| Problem |
How many lines in the material contain the string "jiemian", matching case exactly? Reply with the number alone.

| Input |
START

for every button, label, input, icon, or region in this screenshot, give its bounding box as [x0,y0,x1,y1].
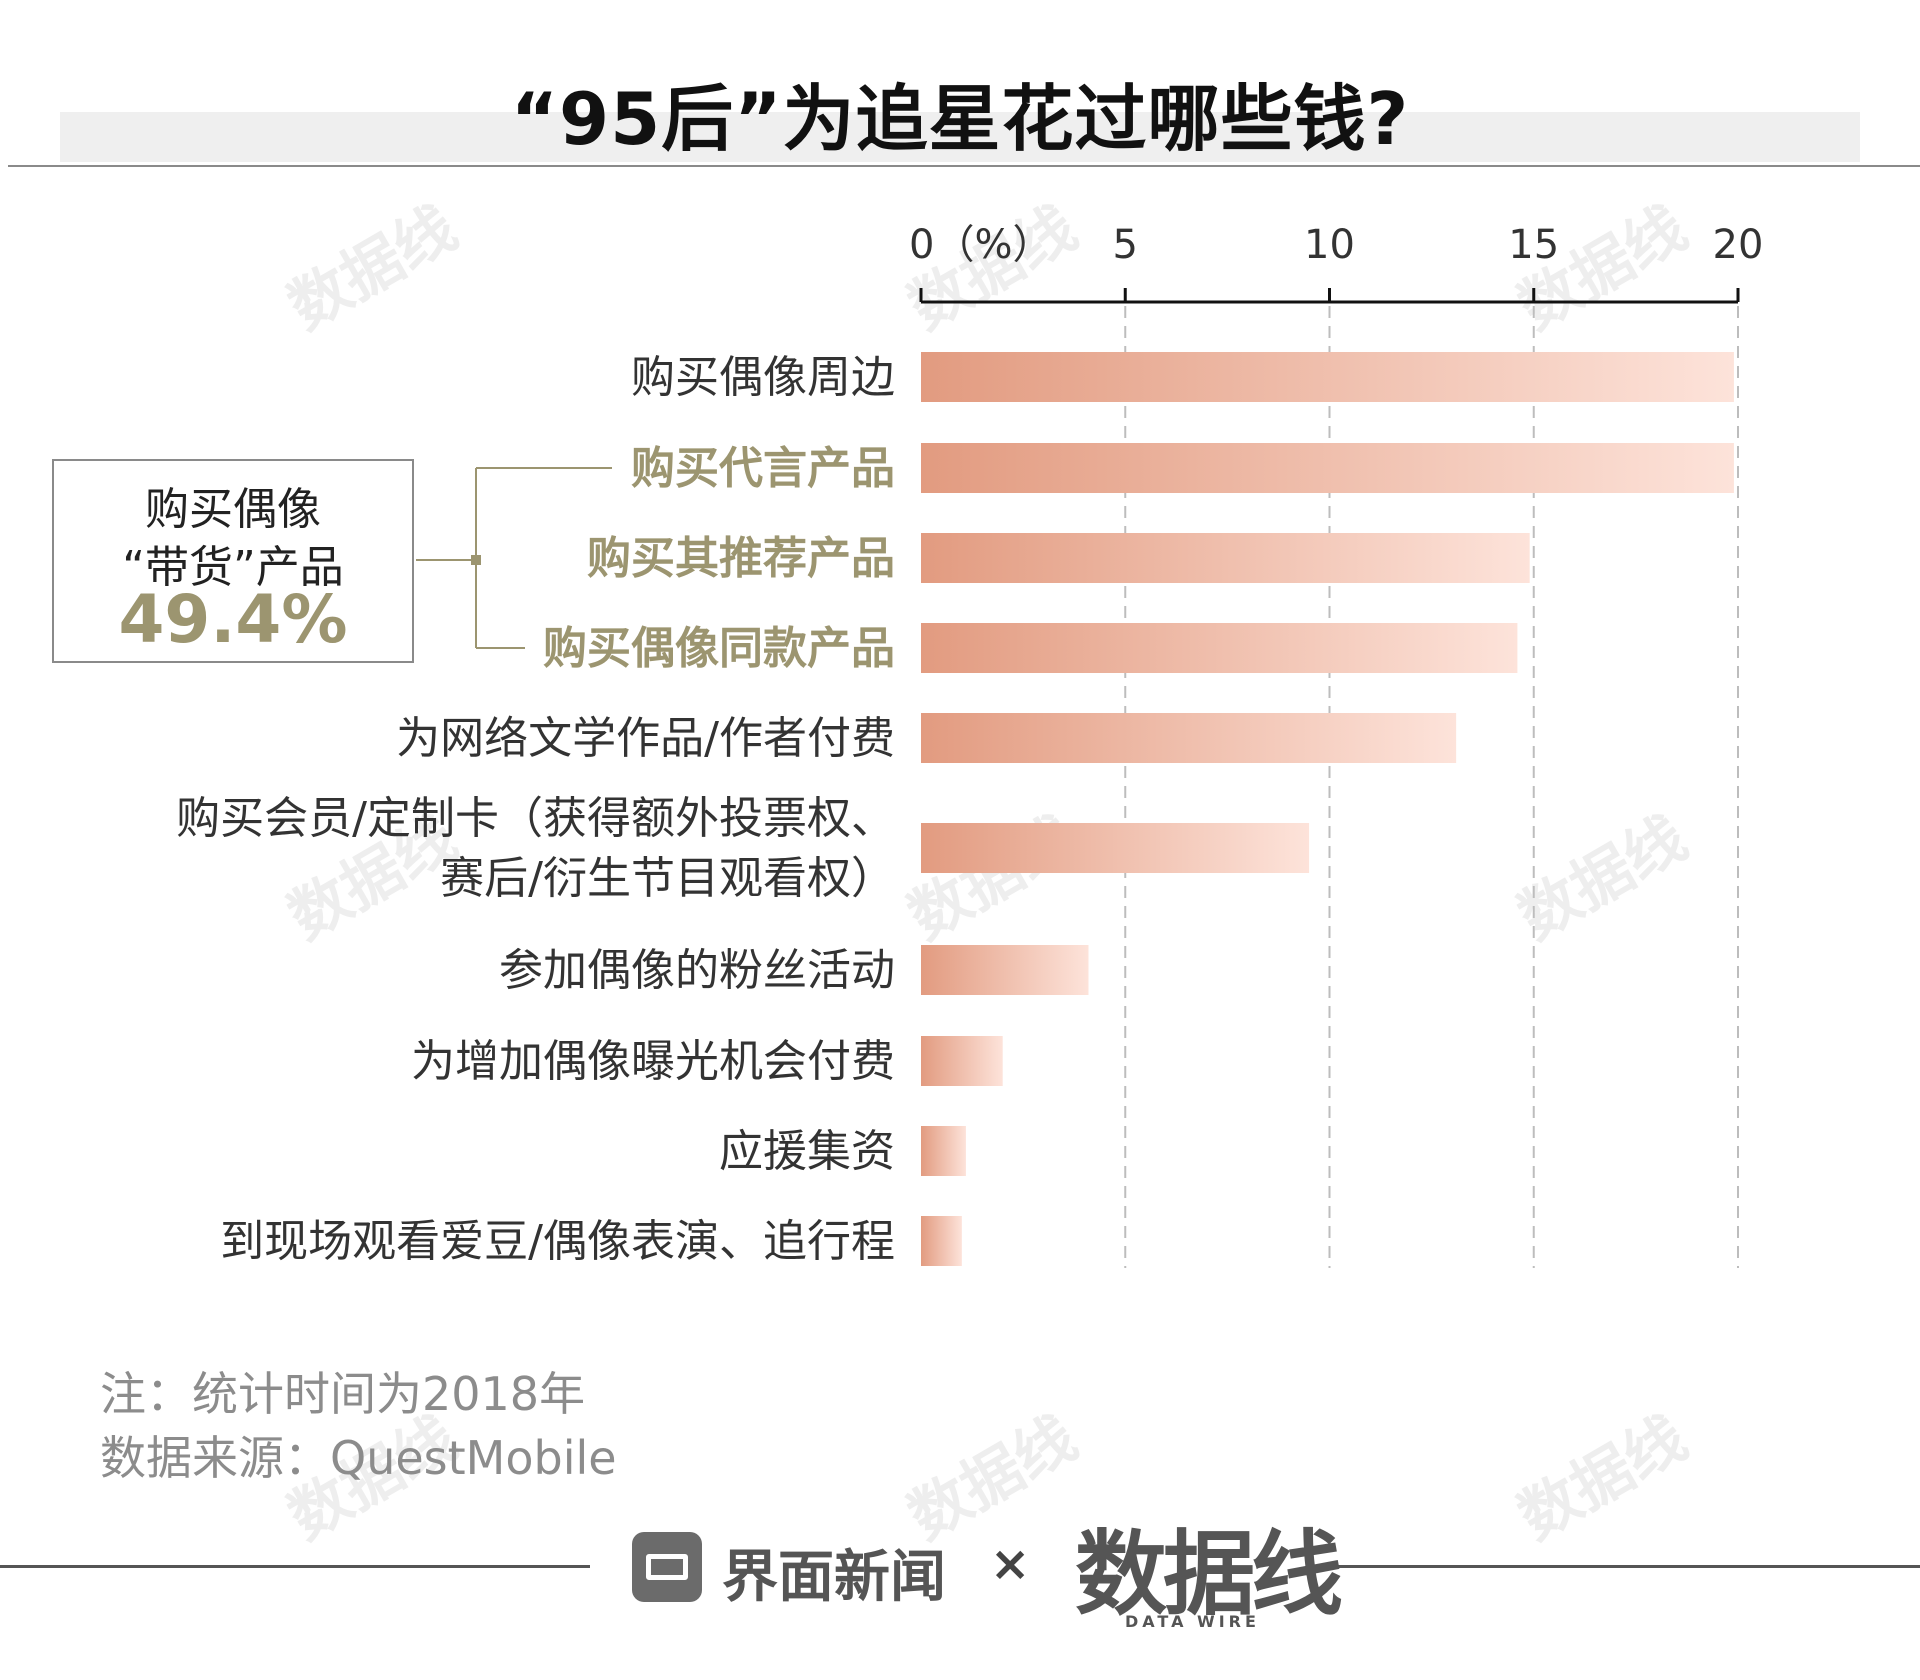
brand-jiemian: 界面新闻 [722,1545,946,1610]
tick-label: 5 [1113,222,1138,268]
category-label: 参加偶像的粉丝活动 [499,945,895,996]
category-label: 购买其推荐产品 [587,533,895,584]
category-label: 购买代言产品 [631,443,895,494]
bar [921,533,1530,583]
tick-label: 10 [1304,222,1355,268]
tick-label: 20 [1713,222,1764,268]
category-label: 到现场观看爱豆/偶像表演、追行程 [220,1216,895,1267]
category-label: 为增加偶像曝光机会付费 [411,1036,895,1087]
bar [921,713,1457,763]
axis-layer: 0（%） 5 10 15 20 [909,222,1764,304]
bar [921,1126,966,1176]
datawire-logo-sub: DATA WIRE [1125,1612,1260,1631]
category-label: 购买会员/定制卡（获得额外投票权、 [176,793,895,844]
category-label: 购买偶像同款产品 [543,623,895,674]
callout-label-line2: “带货”产品 [122,542,344,593]
bar [921,623,1518,673]
callout-bracket [416,467,612,649]
footer-rule-left [0,1565,590,1568]
callout-label-line1: 购买偶像 [145,484,321,535]
bar [921,1036,1003,1086]
callout-value: 49.4% [118,581,348,658]
bar [921,945,1089,995]
tick-label: 0（%） [909,222,1052,268]
category-label: 为网络文学作品/作者付费 [396,713,895,764]
page-title: “95后”为追星花过哪些钱? [510,77,1410,161]
bar [921,1216,962,1266]
bar [921,352,1734,402]
footer-rule-right [1325,1565,1920,1568]
callout-box: 购买偶像 “带货”产品 49.4% [52,459,414,663]
bar [921,443,1734,493]
label-layer: 购买偶像周边购买代言产品购买其推荐产品购买偶像同款产品为网络文学作品/作者付费购… [176,352,895,1267]
note-text: 注：统计时间为2018年 [100,1367,586,1421]
tick-label: 15 [1508,222,1559,268]
bar [921,823,1310,873]
bar-layer [921,352,1734,1266]
jiemian-logo-icon [632,1532,702,1602]
title-rule [8,165,1920,167]
times-sign: × [990,1536,1031,1592]
category-label: 应援集资 [719,1126,895,1177]
source-text: 数据来源：QuestMobile [100,1431,617,1485]
title-band [60,112,1860,162]
category-label: 购买偶像周边 [631,352,895,403]
category-label: 赛后/衍生节目观看权） [440,853,895,904]
datawire-logo: 数据线 [1075,1521,1343,1628]
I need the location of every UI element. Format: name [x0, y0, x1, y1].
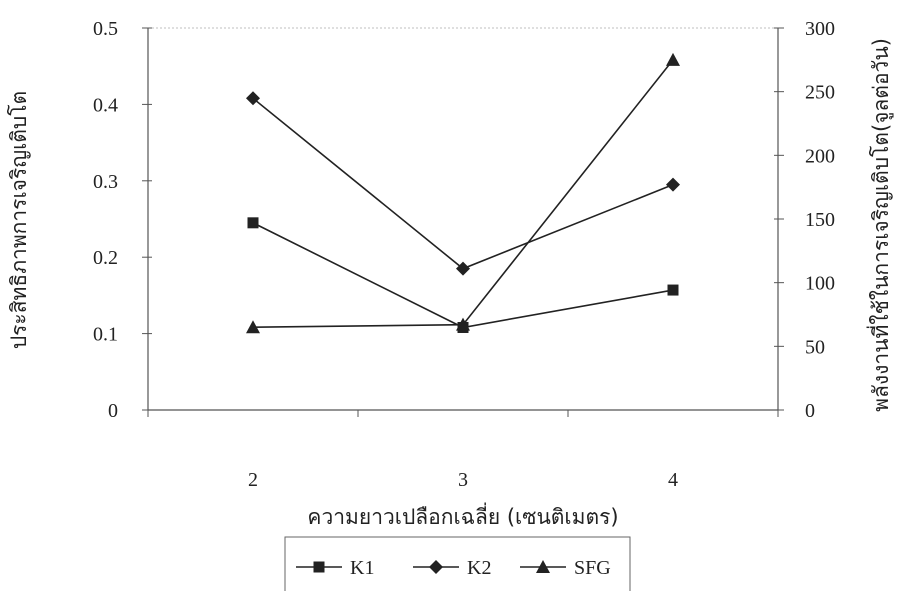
data-point-sfg — [456, 317, 470, 331]
legend-label-k1: K1 — [350, 557, 374, 579]
data-point-sfg — [246, 320, 260, 334]
axes — [142, 27, 784, 417]
data-point-k2 — [246, 91, 260, 106]
y-tick-label-right: 200 — [805, 145, 835, 167]
legend-item-k1: K1 — [296, 557, 374, 579]
data-point-sfg — [666, 52, 680, 66]
x-axis-label: ความยาวเปลือกเฉลี่ย (เซนติเมตร) — [307, 502, 618, 529]
y-tick-label-left: 0 — [108, 400, 118, 422]
series-sfg — [246, 52, 680, 334]
tick-labels: 0 0.1 0.2 0.3 0.4 0.5 0 50 100 150 200 250 300 2 3 4 — [93, 18, 835, 491]
data-point-k2 — [666, 177, 680, 192]
y-tick-label-left: 0.3 — [93, 171, 118, 193]
legend-marker-k2 — [429, 560, 443, 574]
legend-marker-k1 — [313, 561, 325, 573]
series-line-k2 — [252, 97, 674, 270]
legend-item-sfg: SFG — [520, 557, 611, 579]
data-point-k1 — [667, 284, 679, 296]
data-point-k2 — [456, 261, 470, 276]
x-tick-label: 2 — [248, 469, 258, 491]
series-line-sfg — [252, 59, 674, 329]
y-tick-label-right: 250 — [805, 82, 835, 104]
y-tick-label-left: 0.4 — [93, 94, 118, 116]
y-axis-label-right: พลังงานที่ใช้ในการเจริญเติบโต(จูลต่อวัน) — [866, 38, 894, 412]
legend-marker-sfg — [536, 560, 550, 573]
y-axis-label-left: ประสิทธิภาพการเจริญเติบโต — [7, 91, 31, 349]
legend-item-k2: K2 — [413, 557, 491, 579]
x-tick-label: 3 — [458, 469, 468, 491]
y-tick-label-right: 150 — [805, 209, 835, 231]
x-tick-label: 4 — [668, 469, 678, 491]
data-point-k1 — [247, 217, 259, 229]
y-tick-label-right: 300 — [805, 18, 835, 40]
y-tick-label-right: 100 — [805, 273, 835, 295]
y-tick-label-left: 0.2 — [93, 247, 118, 269]
series-k2 — [246, 91, 680, 276]
legend-label-k2: K2 — [467, 557, 491, 579]
legend-label-sfg: SFG — [574, 557, 611, 579]
y-tick-label-right: 0 — [805, 400, 815, 422]
y-tick-label-right: 50 — [805, 336, 825, 358]
legend-box — [284, 536, 631, 591]
y-tick-label-left: 0.1 — [93, 324, 118, 346]
series-group — [246, 52, 680, 334]
legend: K1 K2 SFG — [284, 536, 631, 591]
y-tick-label-left: 0.5 — [93, 18, 118, 40]
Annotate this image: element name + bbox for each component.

END

| Completed exercise |
2